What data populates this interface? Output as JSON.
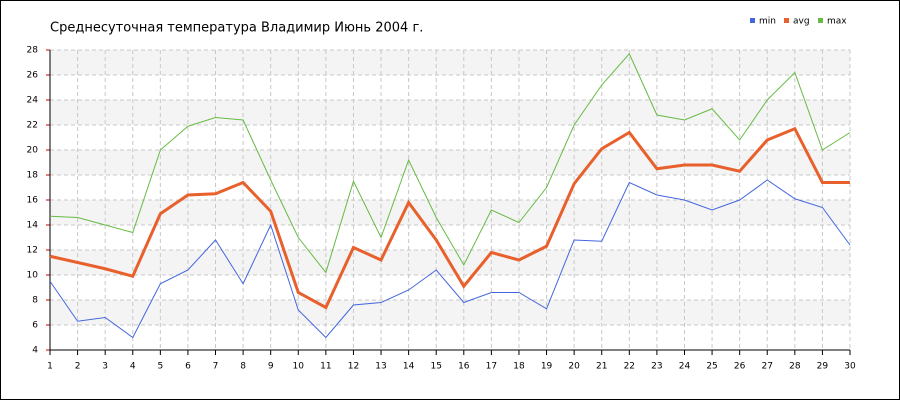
{
  "chart_data": {
    "type": "line",
    "title": "Среднесуточная температура Владимир  Июнь 2004 г.",
    "x": [
      1,
      2,
      3,
      4,
      5,
      6,
      7,
      8,
      9,
      10,
      11,
      12,
      13,
      14,
      15,
      16,
      17,
      18,
      19,
      20,
      21,
      22,
      23,
      24,
      25,
      26,
      27,
      28,
      29,
      30
    ],
    "series": [
      {
        "name": "min",
        "color": "#4466dd",
        "values": [
          9.5,
          6.3,
          6.6,
          5.0,
          9.3,
          10.4,
          12.8,
          9.3,
          14.0,
          7.2,
          5.0,
          7.6,
          7.8,
          8.8,
          10.4,
          7.8,
          8.6,
          8.6,
          7.3,
          12.8,
          12.7,
          17.4,
          16.4,
          16.0,
          15.2,
          16.0,
          17.6,
          16.1,
          15.4,
          12.4
        ]
      },
      {
        "name": "avg",
        "color": "#e8602c",
        "values": [
          11.5,
          11.0,
          10.5,
          9.9,
          14.9,
          16.4,
          16.5,
          17.4,
          15.1,
          8.6,
          7.4,
          12.2,
          11.2,
          15.8,
          12.8,
          9.1,
          11.8,
          11.2,
          12.3,
          17.3,
          20.1,
          21.4,
          18.5,
          18.8,
          18.8,
          18.3,
          20.8,
          21.7,
          17.4,
          17.4
        ]
      },
      {
        "name": "max",
        "color": "#66bb44",
        "values": [
          14.7,
          14.6,
          14.0,
          13.4,
          20.0,
          21.9,
          22.6,
          22.4,
          17.6,
          13.0,
          10.2,
          17.5,
          13.0,
          19.2,
          14.6,
          10.8,
          15.2,
          14.2,
          17.0,
          22.0,
          25.2,
          27.7,
          22.8,
          22.4,
          23.3,
          20.8,
          24.0,
          26.2,
          20.0,
          21.4
        ]
      }
    ],
    "xlim": [
      1,
      30
    ],
    "xticks": [
      1,
      2,
      3,
      4,
      5,
      6,
      7,
      8,
      9,
      10,
      11,
      12,
      13,
      14,
      15,
      16,
      17,
      18,
      19,
      20,
      21,
      22,
      23,
      24,
      25,
      26,
      27,
      28,
      29,
      30
    ],
    "ylim": [
      4,
      28
    ],
    "yticks": [
      4,
      6,
      8,
      10,
      12,
      14,
      16,
      18,
      20,
      22,
      24,
      26,
      28
    ],
    "grid": true
  }
}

• **Directions for this task**
Go through the listing above and locate each line that holds the word "color". Copy those lines.

• **Solution below**
        "color": "#4466dd",
        "color": "#e8602c",
        "color": "#66bb44",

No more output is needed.